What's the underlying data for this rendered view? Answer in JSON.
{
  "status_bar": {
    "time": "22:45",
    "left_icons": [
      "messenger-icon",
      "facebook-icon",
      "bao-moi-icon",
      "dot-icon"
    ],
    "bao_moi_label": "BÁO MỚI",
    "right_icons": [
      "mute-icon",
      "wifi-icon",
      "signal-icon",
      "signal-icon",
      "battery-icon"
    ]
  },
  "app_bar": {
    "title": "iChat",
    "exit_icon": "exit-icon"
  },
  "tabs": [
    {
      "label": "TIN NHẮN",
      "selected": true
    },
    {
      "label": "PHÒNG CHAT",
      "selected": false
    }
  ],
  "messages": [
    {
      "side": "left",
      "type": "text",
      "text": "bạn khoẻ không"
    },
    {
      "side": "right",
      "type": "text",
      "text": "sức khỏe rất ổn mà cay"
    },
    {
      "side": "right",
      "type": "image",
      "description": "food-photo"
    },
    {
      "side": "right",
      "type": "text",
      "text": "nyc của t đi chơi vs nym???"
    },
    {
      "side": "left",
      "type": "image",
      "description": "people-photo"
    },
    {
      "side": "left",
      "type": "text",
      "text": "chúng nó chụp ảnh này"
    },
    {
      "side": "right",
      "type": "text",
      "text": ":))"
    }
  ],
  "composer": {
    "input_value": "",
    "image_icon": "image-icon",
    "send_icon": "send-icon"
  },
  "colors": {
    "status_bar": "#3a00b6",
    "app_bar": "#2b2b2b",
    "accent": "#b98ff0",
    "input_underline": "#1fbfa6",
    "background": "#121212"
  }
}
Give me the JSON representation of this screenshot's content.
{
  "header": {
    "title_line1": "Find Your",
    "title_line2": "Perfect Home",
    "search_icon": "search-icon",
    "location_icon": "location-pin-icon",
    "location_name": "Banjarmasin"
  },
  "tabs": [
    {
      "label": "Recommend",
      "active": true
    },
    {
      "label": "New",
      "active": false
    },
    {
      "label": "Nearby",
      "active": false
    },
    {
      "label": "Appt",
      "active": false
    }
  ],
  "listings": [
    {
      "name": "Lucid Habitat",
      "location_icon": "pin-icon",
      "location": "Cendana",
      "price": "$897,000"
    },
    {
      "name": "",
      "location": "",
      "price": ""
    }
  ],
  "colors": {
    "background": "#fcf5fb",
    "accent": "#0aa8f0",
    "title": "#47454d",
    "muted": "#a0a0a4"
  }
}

###

**Written instruction:** Please restate the records in full, word for word.

**Answer to the problem:**
What's the underlying data for this rendered view? Answer in JSON.
{
  "status_bar": {
    "time": "22:45",
    "left_icons": [
      "messenger-icon",
      "facebook-icon",
      "bao-moi-icon",
      "dot-icon"
    ],
    "bao_moi_label": "BÁO MỚI",
    "right_icons": [
      "mute-icon",
      "wifi-icon",
      "signal-icon",
      "signal-icon",
      "battery-icon"
    ]
  },
  "app_bar": {
    "title": "iChat",
    "exit_icon": "exit-icon"
  },
  "tabs": [
    {
      "label": "TIN NHẮN",
      "selected": true
    },
    {
      "label": "PHÒNG CHAT",
      "selected": false
    }
  ],
  "messages": [
    {
      "side": "left",
      "type": "text",
      "text": "bạn khoẻ không"
    },
    {
      "side": "right",
      "type": "text",
      "text": "sức khỏe rất ổn mà cay"
    },
    {
      "side": "right",
      "type": "image",
      "description": "food-photo"
    },
    {
      "side": "right",
      "type": "text",
      "text": "nyc của t đi chơi vs nym???"
    },
    {
      "side": "left",
      "type": "image",
      "description": "people-photo"
    },
    {
      "side": "left",
      "type": "text",
      "text": "chúng nó chụp ảnh này"
    },
    {
      "side": "right",
      "type": "text",
      "text": ":))"
    }
  ],
  "composer": {
    "input_value": "",
    "image_icon": "image-icon",
    "send_icon": "send-icon"
  },
  "colors": {
    "status_bar": "#3a00b6",
    "app_bar": "#2b2b2b",
    "accent": "#b98ff0",
    "input_underline": "#1fbfa6",
    "background": "#121212"
  }
}
Give me the JSON representation of this screenshot's content.
{
  "header": {
    "title_line1": "Find Your",
    "title_line2": "Perfect Home",
    "search_icon": "search-icon",
    "location_icon": "location-pin-icon",
    "location_name": "Banjarmasin"
  },
  "tabs": [
    {
      "label": "Recommend",
      "active": true
    },
    {
      "label": "New",
      "active": false
    },
    {
      "label": "Nearby",
      "active": false
    },
    {
      "label": "Appt",
      "active": false
    }
  ],
  "listings": [
    {
      "name": "Lucid Habitat",
      "location_icon": "pin-icon",
      "location": "Cendana",
      "price": "$897,000"
    },
    {
      "name": "",
      "location": "",
      "price": ""
    }
  ],
  "colors": {
    "background": "#fcf5fb",
    "accent": "#0aa8f0",
    "title": "#47454d",
    "muted": "#a0a0a4"
  }
}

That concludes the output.